### YOUR GOAL:
Each line containing the word "SRMTID" must be collected.

◆ ◆ ◆ ◆ ◆

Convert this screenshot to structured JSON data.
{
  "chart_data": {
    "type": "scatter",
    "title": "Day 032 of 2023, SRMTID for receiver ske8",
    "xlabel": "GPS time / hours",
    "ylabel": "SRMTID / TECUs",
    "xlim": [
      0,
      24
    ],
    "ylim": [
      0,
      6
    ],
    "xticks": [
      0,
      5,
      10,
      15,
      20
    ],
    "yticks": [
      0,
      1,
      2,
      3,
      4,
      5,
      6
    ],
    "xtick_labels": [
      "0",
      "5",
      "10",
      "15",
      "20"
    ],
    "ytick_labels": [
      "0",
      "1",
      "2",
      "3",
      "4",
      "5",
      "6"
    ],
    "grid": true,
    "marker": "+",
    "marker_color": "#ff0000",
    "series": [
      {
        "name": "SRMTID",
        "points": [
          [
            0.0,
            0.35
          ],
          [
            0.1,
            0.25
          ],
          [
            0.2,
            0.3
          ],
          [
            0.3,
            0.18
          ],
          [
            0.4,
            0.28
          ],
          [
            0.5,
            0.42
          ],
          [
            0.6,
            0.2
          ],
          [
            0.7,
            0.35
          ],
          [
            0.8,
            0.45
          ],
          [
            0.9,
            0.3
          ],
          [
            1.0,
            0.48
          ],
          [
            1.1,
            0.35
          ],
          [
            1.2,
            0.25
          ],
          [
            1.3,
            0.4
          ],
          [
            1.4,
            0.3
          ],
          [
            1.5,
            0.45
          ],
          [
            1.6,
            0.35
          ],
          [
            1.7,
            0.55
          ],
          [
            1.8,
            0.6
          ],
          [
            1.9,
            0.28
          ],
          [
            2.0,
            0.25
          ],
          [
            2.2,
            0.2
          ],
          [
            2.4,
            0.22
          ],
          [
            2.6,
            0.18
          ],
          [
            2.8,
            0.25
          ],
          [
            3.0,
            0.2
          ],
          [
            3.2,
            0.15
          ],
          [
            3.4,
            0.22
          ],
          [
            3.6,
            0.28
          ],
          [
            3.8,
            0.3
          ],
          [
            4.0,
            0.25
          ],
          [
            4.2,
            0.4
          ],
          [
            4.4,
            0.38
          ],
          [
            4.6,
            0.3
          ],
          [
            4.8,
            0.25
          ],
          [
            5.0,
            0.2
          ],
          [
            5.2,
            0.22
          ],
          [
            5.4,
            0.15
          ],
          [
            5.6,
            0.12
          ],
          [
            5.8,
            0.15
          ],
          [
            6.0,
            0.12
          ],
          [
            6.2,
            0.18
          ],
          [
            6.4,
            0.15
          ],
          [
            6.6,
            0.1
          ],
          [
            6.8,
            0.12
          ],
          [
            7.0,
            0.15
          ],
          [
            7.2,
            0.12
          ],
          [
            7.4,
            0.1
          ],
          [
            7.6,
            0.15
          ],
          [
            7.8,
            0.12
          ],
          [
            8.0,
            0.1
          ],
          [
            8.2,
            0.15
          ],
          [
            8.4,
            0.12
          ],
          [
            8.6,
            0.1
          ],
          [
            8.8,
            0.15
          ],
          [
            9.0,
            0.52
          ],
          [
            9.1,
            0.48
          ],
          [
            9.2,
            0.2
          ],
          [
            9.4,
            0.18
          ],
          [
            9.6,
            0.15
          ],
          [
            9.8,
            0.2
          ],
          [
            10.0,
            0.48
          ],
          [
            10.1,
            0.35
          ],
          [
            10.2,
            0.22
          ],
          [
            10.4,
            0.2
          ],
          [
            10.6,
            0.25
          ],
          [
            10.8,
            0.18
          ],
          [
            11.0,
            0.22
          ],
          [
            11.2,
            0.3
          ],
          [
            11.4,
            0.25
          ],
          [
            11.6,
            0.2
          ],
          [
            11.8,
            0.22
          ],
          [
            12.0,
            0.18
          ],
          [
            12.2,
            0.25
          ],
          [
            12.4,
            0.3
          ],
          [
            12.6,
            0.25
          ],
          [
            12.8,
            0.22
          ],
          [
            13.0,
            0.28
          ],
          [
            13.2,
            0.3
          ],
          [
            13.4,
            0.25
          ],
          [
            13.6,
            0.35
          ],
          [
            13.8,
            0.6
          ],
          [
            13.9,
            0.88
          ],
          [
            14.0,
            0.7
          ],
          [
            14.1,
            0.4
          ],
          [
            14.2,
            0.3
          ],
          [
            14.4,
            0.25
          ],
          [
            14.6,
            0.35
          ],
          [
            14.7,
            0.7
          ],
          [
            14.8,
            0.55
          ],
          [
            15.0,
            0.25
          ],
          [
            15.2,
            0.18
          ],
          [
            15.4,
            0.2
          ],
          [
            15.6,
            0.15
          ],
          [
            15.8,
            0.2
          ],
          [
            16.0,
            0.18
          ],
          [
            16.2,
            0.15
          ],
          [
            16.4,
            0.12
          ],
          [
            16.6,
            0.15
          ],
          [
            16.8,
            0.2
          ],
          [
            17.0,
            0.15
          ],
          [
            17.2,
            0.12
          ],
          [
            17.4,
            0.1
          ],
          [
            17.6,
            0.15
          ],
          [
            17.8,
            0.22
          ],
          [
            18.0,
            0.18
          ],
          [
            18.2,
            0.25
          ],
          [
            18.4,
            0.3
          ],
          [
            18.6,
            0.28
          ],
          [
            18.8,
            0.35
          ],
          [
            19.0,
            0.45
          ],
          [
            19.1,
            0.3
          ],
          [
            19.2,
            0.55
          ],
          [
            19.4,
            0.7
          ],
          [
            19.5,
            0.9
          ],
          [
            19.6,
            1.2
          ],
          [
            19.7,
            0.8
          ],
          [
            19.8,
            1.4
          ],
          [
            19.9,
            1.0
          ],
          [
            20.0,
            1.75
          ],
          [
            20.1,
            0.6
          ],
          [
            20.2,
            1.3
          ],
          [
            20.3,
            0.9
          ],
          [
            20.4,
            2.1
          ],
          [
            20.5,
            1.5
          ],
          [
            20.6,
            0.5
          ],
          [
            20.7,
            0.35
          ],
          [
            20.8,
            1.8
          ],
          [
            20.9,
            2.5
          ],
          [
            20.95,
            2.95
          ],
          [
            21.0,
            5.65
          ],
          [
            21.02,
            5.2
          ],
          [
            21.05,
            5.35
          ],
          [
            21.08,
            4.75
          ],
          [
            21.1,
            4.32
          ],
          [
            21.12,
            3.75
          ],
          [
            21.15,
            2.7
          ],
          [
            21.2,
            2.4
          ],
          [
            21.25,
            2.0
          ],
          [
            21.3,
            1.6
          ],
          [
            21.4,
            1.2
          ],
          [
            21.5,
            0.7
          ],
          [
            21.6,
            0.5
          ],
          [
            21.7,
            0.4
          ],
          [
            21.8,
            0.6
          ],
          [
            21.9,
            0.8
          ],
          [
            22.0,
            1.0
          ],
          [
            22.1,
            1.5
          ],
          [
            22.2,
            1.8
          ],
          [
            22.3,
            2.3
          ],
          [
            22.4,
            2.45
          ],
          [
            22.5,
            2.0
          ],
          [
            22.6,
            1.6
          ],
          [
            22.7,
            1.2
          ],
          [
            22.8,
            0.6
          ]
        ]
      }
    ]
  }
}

◆ ◆ ◆ ◆ ◆

### SOLUTION:
    "title": "Day 032 of 2023, SRMTID for receiver ske8",
    "ylabel": "SRMTID / TECUs",
        "name": "SRMTID",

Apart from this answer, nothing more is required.